Data items
********

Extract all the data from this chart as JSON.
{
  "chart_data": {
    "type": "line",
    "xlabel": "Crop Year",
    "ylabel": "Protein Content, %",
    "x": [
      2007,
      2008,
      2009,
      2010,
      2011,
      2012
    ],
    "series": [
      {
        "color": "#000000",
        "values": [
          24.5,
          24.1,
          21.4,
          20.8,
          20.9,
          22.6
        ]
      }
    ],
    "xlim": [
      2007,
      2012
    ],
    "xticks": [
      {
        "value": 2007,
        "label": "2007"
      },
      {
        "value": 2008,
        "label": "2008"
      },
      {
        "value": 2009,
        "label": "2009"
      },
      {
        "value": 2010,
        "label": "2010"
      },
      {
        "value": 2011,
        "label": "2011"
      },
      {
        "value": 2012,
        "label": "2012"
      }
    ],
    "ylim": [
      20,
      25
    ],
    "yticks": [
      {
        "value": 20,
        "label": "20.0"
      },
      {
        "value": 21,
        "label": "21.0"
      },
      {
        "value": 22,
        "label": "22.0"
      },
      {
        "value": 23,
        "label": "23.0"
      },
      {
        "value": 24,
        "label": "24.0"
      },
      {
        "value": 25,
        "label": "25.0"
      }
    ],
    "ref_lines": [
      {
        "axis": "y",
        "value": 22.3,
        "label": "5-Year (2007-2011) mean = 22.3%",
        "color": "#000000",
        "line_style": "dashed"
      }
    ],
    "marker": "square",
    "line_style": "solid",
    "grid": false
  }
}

********

• PROBLEM REQUIREMENTS
Transcribe the records. Keep every word exactly as it stands.

• ANSWER FOR THIS EXERCISE
Extract all the data from this chart as JSON.
{
  "chart_data": {
    "type": "line",
    "xlabel": "Crop Year",
    "ylabel": "Protein Content, %",
    "x": [
      2007,
      2008,
      2009,
      2010,
      2011,
      2012
    ],
    "series": [
      {
        "color": "#000000",
        "values": [
          24.5,
          24.1,
          21.4,
          20.8,
          20.9,
          22.6
        ]
      }
    ],
    "xlim": [
      2007,
      2012
    ],
    "xticks": [
      {
        "value": 2007,
        "label": "2007"
      },
      {
        "value": 2008,
        "label": "2008"
      },
      {
        "value": 2009,
        "label": "2009"
      },
      {
        "value": 2010,
        "label": "2010"
      },
      {
        "value": 2011,
        "label": "2011"
      },
      {
        "value": 2012,
        "label": "2012"
      }
    ],
    "ylim": [
      20,
      25
    ],
    "yticks": [
      {
        "value": 20,
        "label": "20.0"
      },
      {
        "value": 21,
        "label": "21.0"
      },
      {
        "value": 22,
        "label": "22.0"
      },
      {
        "value": 23,
        "label": "23.0"
      },
      {
        "value": 24,
        "label": "24.0"
      },
      {
        "value": 25,
        "label": "25.0"
      }
    ],
    "ref_lines": [
      {
        "axis": "y",
        "value": 22.3,
        "label": "5-Year (2007-2011) mean = 22.3%",
        "color": "#000000",
        "line_style": "dashed"
      }
    ],
    "marker": "square",
    "line_style": "solid",
    "grid": false
  }
}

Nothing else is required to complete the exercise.